[Records of where elements appear]
- - -

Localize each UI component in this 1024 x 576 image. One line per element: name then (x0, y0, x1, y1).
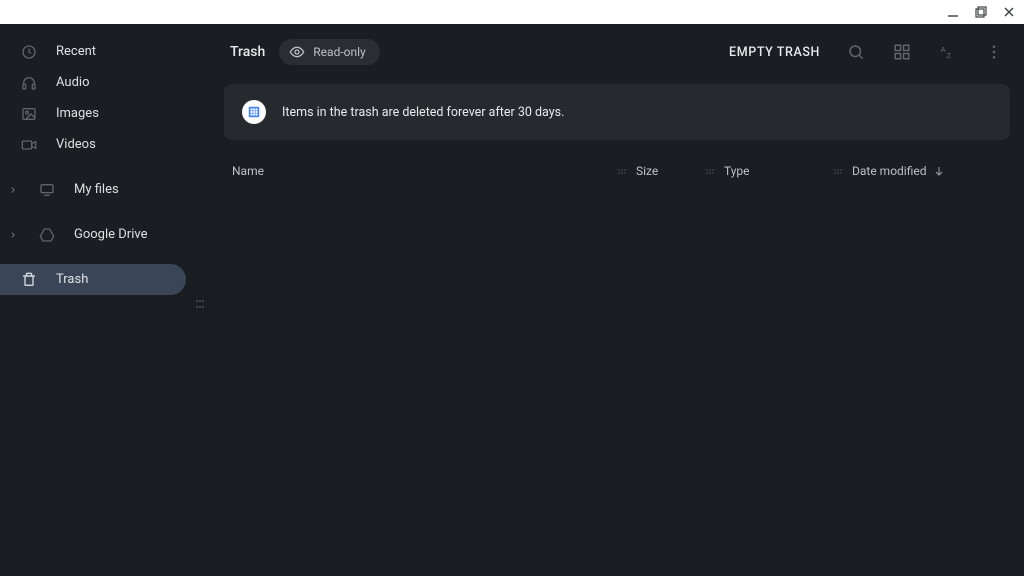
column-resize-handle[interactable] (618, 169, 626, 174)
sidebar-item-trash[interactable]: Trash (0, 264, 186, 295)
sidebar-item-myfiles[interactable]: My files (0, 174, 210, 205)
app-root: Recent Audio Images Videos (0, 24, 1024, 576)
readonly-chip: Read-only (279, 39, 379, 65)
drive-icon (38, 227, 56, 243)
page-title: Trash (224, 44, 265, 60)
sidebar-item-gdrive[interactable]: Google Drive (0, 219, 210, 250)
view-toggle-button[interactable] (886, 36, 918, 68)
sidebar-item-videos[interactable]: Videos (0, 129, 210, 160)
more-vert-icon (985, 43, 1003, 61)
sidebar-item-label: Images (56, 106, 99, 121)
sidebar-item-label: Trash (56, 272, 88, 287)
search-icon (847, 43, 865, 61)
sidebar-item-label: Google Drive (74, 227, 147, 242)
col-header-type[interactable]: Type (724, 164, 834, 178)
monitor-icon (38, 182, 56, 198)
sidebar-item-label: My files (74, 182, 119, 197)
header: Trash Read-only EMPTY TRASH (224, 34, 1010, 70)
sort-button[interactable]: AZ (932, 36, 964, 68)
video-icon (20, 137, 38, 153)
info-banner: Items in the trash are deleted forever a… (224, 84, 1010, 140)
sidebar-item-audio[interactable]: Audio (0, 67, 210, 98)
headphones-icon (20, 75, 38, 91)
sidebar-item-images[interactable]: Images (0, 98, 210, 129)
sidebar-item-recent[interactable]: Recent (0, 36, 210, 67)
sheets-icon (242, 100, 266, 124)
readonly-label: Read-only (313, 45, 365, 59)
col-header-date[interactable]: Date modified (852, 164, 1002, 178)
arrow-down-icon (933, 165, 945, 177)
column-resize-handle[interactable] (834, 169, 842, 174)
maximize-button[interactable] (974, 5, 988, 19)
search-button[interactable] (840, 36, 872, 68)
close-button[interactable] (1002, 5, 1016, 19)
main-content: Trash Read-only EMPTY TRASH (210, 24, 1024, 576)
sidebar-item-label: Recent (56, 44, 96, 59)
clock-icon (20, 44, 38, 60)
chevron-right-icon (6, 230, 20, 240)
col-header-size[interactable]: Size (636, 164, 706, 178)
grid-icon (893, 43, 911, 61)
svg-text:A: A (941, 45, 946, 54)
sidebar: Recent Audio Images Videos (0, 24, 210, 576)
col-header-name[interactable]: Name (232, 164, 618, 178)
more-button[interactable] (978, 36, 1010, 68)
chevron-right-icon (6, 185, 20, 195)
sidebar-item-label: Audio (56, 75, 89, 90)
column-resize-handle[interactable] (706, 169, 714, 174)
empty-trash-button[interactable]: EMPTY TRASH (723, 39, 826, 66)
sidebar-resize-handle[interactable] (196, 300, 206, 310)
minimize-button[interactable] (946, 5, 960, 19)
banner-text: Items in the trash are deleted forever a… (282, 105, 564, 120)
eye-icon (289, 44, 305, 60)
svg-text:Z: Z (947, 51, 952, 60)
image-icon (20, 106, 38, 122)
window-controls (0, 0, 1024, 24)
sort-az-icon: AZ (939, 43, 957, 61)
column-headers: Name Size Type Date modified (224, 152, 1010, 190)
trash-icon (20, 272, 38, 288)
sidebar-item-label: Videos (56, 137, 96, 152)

- - -

Rewrite the listing from the line with "column-resize-handle[interactable] (618, 169, 626, 174)" to the line with "page-title: Trash (224, 44, 265, 60)", putting "clickable" wherever "interactable" occurs and changing nothing else.

column-resize-handle[clickable] (618, 169, 626, 174)
sidebar-item-trash[clickable]: Trash (0, 264, 186, 295)
sidebar-item-myfiles[clickable]: My files (0, 174, 210, 205)
app-root: Recent Audio Images Videos (0, 24, 1024, 576)
readonly-chip: Read-only (279, 39, 379, 65)
drive-icon (38, 227, 56, 243)
page-title: Trash (224, 44, 265, 60)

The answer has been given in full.